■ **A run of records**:
╭──

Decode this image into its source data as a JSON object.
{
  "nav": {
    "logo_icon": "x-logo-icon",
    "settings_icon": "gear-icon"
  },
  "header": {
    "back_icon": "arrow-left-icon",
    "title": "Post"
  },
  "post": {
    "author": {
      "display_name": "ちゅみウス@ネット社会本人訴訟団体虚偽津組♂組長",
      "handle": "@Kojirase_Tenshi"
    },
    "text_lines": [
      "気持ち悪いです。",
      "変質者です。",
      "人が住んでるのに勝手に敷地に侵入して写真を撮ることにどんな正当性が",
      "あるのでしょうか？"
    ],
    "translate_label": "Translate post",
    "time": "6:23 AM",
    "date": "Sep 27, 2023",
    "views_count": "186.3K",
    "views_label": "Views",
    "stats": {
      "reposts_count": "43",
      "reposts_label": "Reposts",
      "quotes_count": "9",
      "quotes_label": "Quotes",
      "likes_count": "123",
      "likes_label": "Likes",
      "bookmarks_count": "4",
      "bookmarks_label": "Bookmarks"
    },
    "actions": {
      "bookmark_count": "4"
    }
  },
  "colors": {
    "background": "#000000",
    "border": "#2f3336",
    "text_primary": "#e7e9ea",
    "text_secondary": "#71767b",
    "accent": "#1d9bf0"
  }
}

╰──

■ **What you have to do**:
Quote the material exactly, leaving nothing out.

■ **Response for this exercise**:
Decode this image into its source data as a JSON object.
{
  "nav": {
    "logo_icon": "x-logo-icon",
    "settings_icon": "gear-icon"
  },
  "header": {
    "back_icon": "arrow-left-icon",
    "title": "Post"
  },
  "post": {
    "author": {
      "display_name": "ちゅみウス@ネット社会本人訴訟団体虚偽津組♂組長",
      "handle": "@Kojirase_Tenshi"
    },
    "text_lines": [
      "気持ち悪いです。",
      "変質者です。",
      "人が住んでるのに勝手に敷地に侵入して写真を撮ることにどんな正当性が",
      "あるのでしょうか？"
    ],
    "translate_label": "Translate post",
    "time": "6:23 AM",
    "date": "Sep 27, 2023",
    "views_count": "186.3K",
    "views_label": "Views",
    "stats": {
      "reposts_count": "43",
      "reposts_label": "Reposts",
      "quotes_count": "9",
      "quotes_label": "Quotes",
      "likes_count": "123",
      "likes_label": "Likes",
      "bookmarks_count": "4",
      "bookmarks_label": "Bookmarks"
    },
    "actions": {
      "bookmark_count": "4"
    }
  },
  "colors": {
    "background": "#000000",
    "border": "#2f3336",
    "text_primary": "#e7e9ea",
    "text_secondary": "#71767b",
    "accent": "#1d9bf0"
  }
}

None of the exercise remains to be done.